Goal – Word for word, print each line of the listing below; pictures stay out.

>> Start Material provided

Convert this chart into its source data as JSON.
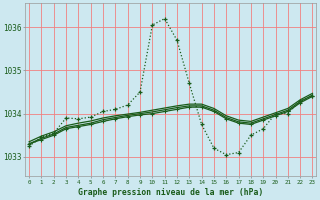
{
  "title": "Graphe pression niveau de la mer (hPa)",
  "bg_color": "#cde8f0",
  "grid_color": "#f08080",
  "line_color": "#1a5c1a",
  "x_ticks": [
    0,
    1,
    2,
    3,
    4,
    5,
    6,
    7,
    8,
    9,
    10,
    11,
    12,
    13,
    14,
    15,
    16,
    17,
    18,
    19,
    20,
    21,
    22,
    23
  ],
  "y_ticks": [
    1033,
    1034,
    1035,
    1036
  ],
  "ylim": [
    1032.55,
    1036.55
  ],
  "xlim": [
    -0.3,
    23.3
  ],
  "series1_x": [
    0,
    1,
    2,
    3,
    4,
    5,
    6,
    7,
    8,
    9,
    10,
    11,
    12,
    13,
    14,
    15,
    16,
    17,
    18,
    19,
    20,
    21,
    22,
    23
  ],
  "series1_y": [
    1033.25,
    1033.45,
    1033.55,
    1033.9,
    1033.88,
    1033.92,
    1034.05,
    1034.1,
    1034.2,
    1034.5,
    1036.05,
    1036.2,
    1035.7,
    1034.7,
    1033.75,
    1033.2,
    1033.05,
    1033.1,
    1033.5,
    1033.65,
    1034.0,
    1034.0,
    1034.3,
    1034.4
  ],
  "series2_x": [
    0,
    1,
    2,
    3,
    4,
    5,
    6,
    7,
    8,
    9,
    10,
    11,
    12,
    13,
    14,
    15,
    16,
    17,
    18,
    19,
    20,
    21,
    22,
    23
  ],
  "series2_y": [
    1033.3,
    1033.4,
    1033.5,
    1033.65,
    1033.7,
    1033.75,
    1033.82,
    1033.88,
    1033.93,
    1033.97,
    1034.0,
    1034.05,
    1034.1,
    1034.15,
    1034.15,
    1034.05,
    1033.88,
    1033.78,
    1033.75,
    1033.85,
    1033.95,
    1034.05,
    1034.25,
    1034.4
  ],
  "series3_x": [
    0,
    1,
    2,
    3,
    4,
    5,
    6,
    7,
    8,
    9,
    10,
    11,
    12,
    13,
    14,
    15,
    16,
    17,
    18,
    19,
    20,
    21,
    22,
    23
  ],
  "series3_y": [
    1033.35,
    1033.48,
    1033.58,
    1033.72,
    1033.78,
    1033.83,
    1033.9,
    1033.95,
    1033.99,
    1034.03,
    1034.08,
    1034.13,
    1034.18,
    1034.22,
    1034.22,
    1034.12,
    1033.95,
    1033.85,
    1033.82,
    1033.92,
    1034.02,
    1034.12,
    1034.32,
    1034.47
  ],
  "series4_x": [
    0,
    1,
    2,
    3,
    4,
    5,
    6,
    7,
    8,
    9,
    10,
    11,
    12,
    13,
    14,
    15,
    16,
    17,
    18,
    19,
    20,
    21,
    22,
    23
  ],
  "series4_y": [
    1033.3,
    1033.43,
    1033.53,
    1033.68,
    1033.73,
    1033.78,
    1033.86,
    1033.91,
    1033.96,
    1034.0,
    1034.04,
    1034.09,
    1034.14,
    1034.18,
    1034.18,
    1034.08,
    1033.91,
    1033.81,
    1033.78,
    1033.88,
    1033.98,
    1034.08,
    1034.28,
    1034.43
  ]
}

>> End Material provided

Full output –
Convert this chart into its source data as JSON.
{
  "title": "Graphe pression niveau de la mer (hPa)",
  "bg_color": "#cde8f0",
  "grid_color": "#f08080",
  "line_color": "#1a5c1a",
  "x_ticks": [
    0,
    1,
    2,
    3,
    4,
    5,
    6,
    7,
    8,
    9,
    10,
    11,
    12,
    13,
    14,
    15,
    16,
    17,
    18,
    19,
    20,
    21,
    22,
    23
  ],
  "y_ticks": [
    1033,
    1034,
    1035,
    1036
  ],
  "ylim": [
    1032.55,
    1036.55
  ],
  "xlim": [
    -0.3,
    23.3
  ],
  "series1_x": [
    0,
    1,
    2,
    3,
    4,
    5,
    6,
    7,
    8,
    9,
    10,
    11,
    12,
    13,
    14,
    15,
    16,
    17,
    18,
    19,
    20,
    21,
    22,
    23
  ],
  "series1_y": [
    1033.25,
    1033.45,
    1033.55,
    1033.9,
    1033.88,
    1033.92,
    1034.05,
    1034.1,
    1034.2,
    1034.5,
    1036.05,
    1036.2,
    1035.7,
    1034.7,
    1033.75,
    1033.2,
    1033.05,
    1033.1,
    1033.5,
    1033.65,
    1034.0,
    1034.0,
    1034.3,
    1034.4
  ],
  "series2_x": [
    0,
    1,
    2,
    3,
    4,
    5,
    6,
    7,
    8,
    9,
    10,
    11,
    12,
    13,
    14,
    15,
    16,
    17,
    18,
    19,
    20,
    21,
    22,
    23
  ],
  "series2_y": [
    1033.3,
    1033.4,
    1033.5,
    1033.65,
    1033.7,
    1033.75,
    1033.82,
    1033.88,
    1033.93,
    1033.97,
    1034.0,
    1034.05,
    1034.1,
    1034.15,
    1034.15,
    1034.05,
    1033.88,
    1033.78,
    1033.75,
    1033.85,
    1033.95,
    1034.05,
    1034.25,
    1034.4
  ],
  "series3_x": [
    0,
    1,
    2,
    3,
    4,
    5,
    6,
    7,
    8,
    9,
    10,
    11,
    12,
    13,
    14,
    15,
    16,
    17,
    18,
    19,
    20,
    21,
    22,
    23
  ],
  "series3_y": [
    1033.35,
    1033.48,
    1033.58,
    1033.72,
    1033.78,
    1033.83,
    1033.9,
    1033.95,
    1033.99,
    1034.03,
    1034.08,
    1034.13,
    1034.18,
    1034.22,
    1034.22,
    1034.12,
    1033.95,
    1033.85,
    1033.82,
    1033.92,
    1034.02,
    1034.12,
    1034.32,
    1034.47
  ],
  "series4_x": [
    0,
    1,
    2,
    3,
    4,
    5,
    6,
    7,
    8,
    9,
    10,
    11,
    12,
    13,
    14,
    15,
    16,
    17,
    18,
    19,
    20,
    21,
    22,
    23
  ],
  "series4_y": [
    1033.3,
    1033.43,
    1033.53,
    1033.68,
    1033.73,
    1033.78,
    1033.86,
    1033.91,
    1033.96,
    1034.0,
    1034.04,
    1034.09,
    1034.14,
    1034.18,
    1034.18,
    1034.08,
    1033.91,
    1033.81,
    1033.78,
    1033.88,
    1033.98,
    1034.08,
    1034.28,
    1034.43
  ]
}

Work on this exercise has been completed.